● **WHAT YOU ARE ASKED TO DO**: Transcribe the entries that follow, word for word.

===== DATA TO PROCESS

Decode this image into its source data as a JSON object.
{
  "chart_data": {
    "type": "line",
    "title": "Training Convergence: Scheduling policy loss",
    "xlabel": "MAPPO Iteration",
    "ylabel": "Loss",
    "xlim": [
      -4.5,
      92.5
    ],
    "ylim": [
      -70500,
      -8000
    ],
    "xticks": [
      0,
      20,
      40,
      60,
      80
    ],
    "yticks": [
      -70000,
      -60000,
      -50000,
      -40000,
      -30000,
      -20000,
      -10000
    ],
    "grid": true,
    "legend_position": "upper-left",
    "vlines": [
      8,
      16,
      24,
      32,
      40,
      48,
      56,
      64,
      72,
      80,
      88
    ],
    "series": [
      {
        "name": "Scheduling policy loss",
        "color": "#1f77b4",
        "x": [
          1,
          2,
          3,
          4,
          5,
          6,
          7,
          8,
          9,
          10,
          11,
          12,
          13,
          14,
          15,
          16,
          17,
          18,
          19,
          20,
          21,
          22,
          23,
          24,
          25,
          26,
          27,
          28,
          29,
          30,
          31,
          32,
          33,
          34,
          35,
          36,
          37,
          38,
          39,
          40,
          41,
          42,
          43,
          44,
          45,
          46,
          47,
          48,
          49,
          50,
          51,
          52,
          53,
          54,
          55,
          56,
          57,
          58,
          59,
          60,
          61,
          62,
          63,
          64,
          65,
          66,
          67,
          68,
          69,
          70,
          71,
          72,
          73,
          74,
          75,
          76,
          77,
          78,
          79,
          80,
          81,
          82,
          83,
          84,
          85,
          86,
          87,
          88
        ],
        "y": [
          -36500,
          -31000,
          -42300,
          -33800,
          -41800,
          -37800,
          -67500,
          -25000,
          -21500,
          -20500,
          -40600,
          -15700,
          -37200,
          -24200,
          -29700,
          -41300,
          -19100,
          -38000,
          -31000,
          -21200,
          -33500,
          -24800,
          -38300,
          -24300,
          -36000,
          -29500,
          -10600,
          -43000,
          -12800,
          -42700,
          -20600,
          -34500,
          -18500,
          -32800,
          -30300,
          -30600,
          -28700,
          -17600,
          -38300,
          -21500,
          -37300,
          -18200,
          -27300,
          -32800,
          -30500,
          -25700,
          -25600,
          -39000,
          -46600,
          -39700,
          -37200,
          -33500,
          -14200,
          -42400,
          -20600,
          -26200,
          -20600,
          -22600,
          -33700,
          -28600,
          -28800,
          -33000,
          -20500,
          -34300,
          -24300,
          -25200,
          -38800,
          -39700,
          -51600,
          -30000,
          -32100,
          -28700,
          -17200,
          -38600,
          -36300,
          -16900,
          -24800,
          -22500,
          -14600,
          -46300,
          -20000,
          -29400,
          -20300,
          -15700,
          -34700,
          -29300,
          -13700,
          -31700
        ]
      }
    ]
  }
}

==========

● **SOLUTION**:
Decode this image into its source data as a JSON object.
{
  "chart_data": {
    "type": "line",
    "title": "Training Convergence: Scheduling policy loss",
    "xlabel": "MAPPO Iteration",
    "ylabel": "Loss",
    "xlim": [
      -4.5,
      92.5
    ],
    "ylim": [
      -70500,
      -8000
    ],
    "xticks": [
      0,
      20,
      40,
      60,
      80
    ],
    "yticks": [
      -70000,
      -60000,
      -50000,
      -40000,
      -30000,
      -20000,
      -10000
    ],
    "grid": true,
    "legend_position": "upper-left",
    "vlines": [
      8,
      16,
      24,
      32,
      40,
      48,
      56,
      64,
      72,
      80,
      88
    ],
    "series": [
      {
        "name": "Scheduling policy loss",
        "color": "#1f77b4",
        "x": [
          1,
          2,
          3,
          4,
          5,
          6,
          7,
          8,
          9,
          10,
          11,
          12,
          13,
          14,
          15,
          16,
          17,
          18,
          19,
          20,
          21,
          22,
          23,
          24,
          25,
          26,
          27,
          28,
          29,
          30,
          31,
          32,
          33,
          34,
          35,
          36,
          37,
          38,
          39,
          40,
          41,
          42,
          43,
          44,
          45,
          46,
          47,
          48,
          49,
          50,
          51,
          52,
          53,
          54,
          55,
          56,
          57,
          58,
          59,
          60,
          61,
          62,
          63,
          64,
          65,
          66,
          67,
          68,
          69,
          70,
          71,
          72,
          73,
          74,
          75,
          76,
          77,
          78,
          79,
          80,
          81,
          82,
          83,
          84,
          85,
          86,
          87,
          88
        ],
        "y": [
          -36500,
          -31000,
          -42300,
          -33800,
          -41800,
          -37800,
          -67500,
          -25000,
          -21500,
          -20500,
          -40600,
          -15700,
          -37200,
          -24200,
          -29700,
          -41300,
          -19100,
          -38000,
          -31000,
          -21200,
          -33500,
          -24800,
          -38300,
          -24300,
          -36000,
          -29500,
          -10600,
          -43000,
          -12800,
          -42700,
          -20600,
          -34500,
          -18500,
          -32800,
          -30300,
          -30600,
          -28700,
          -17600,
          -38300,
          -21500,
          -37300,
          -18200,
          -27300,
          -32800,
          -30500,
          -25700,
          -25600,
          -39000,
          -46600,
          -39700,
          -37200,
          -33500,
          -14200,
          -42400,
          -20600,
          -26200,
          -20600,
          -22600,
          -33700,
          -28600,
          -28800,
          -33000,
          -20500,
          -34300,
          -24300,
          -25200,
          -38800,
          -39700,
          -51600,
          -30000,
          -32100,
          -28700,
          -17200,
          -38600,
          -36300,
          -16900,
          -24800,
          -22500,
          -14600,
          -46300,
          -20000,
          -29400,
          -20300,
          -15700,
          -34700,
          -29300,
          -13700,
          -31700
        ]
      }
    ]
  }
}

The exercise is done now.